**Supplied material**

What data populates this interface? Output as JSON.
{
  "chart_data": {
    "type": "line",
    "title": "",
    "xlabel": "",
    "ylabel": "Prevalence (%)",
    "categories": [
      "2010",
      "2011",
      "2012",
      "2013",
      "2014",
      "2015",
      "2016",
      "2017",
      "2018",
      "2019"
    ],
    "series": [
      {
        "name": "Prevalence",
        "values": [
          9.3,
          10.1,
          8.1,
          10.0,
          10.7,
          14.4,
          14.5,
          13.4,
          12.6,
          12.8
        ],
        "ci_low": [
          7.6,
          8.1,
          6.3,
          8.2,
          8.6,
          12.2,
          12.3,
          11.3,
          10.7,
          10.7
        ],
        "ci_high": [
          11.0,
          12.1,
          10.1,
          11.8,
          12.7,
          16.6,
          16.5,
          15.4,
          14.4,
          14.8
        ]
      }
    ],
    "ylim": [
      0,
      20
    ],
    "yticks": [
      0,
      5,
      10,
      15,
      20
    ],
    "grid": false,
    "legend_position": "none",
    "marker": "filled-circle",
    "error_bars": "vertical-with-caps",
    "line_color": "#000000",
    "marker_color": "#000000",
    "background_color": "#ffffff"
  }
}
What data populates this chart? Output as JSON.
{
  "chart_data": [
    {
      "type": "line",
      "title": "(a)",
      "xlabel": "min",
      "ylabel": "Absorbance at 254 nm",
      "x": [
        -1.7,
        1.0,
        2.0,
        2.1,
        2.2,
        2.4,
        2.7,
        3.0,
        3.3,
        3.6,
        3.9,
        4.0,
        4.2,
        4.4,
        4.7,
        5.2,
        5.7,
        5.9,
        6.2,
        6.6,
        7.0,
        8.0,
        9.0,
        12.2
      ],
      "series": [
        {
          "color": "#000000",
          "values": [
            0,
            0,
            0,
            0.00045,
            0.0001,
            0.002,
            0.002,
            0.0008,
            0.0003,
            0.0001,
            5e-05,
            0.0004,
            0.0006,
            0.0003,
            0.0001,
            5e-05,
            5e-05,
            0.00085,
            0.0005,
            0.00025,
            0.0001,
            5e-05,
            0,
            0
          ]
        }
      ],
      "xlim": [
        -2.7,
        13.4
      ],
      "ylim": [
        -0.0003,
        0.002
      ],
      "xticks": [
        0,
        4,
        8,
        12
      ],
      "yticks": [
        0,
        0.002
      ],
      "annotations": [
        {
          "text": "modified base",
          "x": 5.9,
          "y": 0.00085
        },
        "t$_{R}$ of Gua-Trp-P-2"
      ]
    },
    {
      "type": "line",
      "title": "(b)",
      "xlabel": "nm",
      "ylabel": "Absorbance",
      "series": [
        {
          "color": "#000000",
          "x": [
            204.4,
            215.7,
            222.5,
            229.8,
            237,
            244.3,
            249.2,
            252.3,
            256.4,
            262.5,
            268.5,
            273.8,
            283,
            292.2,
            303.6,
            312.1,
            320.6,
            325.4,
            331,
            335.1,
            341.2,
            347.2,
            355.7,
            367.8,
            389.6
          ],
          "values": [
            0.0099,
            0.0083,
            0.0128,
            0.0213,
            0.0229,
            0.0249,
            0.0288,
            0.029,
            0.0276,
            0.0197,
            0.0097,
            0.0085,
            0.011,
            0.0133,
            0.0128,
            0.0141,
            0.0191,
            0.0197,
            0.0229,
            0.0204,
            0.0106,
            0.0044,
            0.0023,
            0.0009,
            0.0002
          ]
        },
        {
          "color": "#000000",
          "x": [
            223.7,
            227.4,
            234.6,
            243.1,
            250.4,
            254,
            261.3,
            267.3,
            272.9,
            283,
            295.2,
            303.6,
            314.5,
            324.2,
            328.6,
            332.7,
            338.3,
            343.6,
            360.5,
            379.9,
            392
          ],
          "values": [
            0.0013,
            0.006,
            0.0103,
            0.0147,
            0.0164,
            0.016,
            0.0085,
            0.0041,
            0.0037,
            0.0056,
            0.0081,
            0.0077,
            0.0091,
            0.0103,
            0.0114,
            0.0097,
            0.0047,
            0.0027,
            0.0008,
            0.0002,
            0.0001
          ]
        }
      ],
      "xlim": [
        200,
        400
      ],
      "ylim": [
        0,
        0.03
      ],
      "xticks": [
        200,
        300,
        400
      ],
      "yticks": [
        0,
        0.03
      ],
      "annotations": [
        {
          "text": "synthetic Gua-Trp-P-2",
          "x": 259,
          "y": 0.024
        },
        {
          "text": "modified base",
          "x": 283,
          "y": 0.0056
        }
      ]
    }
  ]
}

**Work required**
From the material above, gather all lines that include the string "this" and copy them.

**Task response**
What data populates this interface? Output as JSON.
What data populates this chart? Output as JSON.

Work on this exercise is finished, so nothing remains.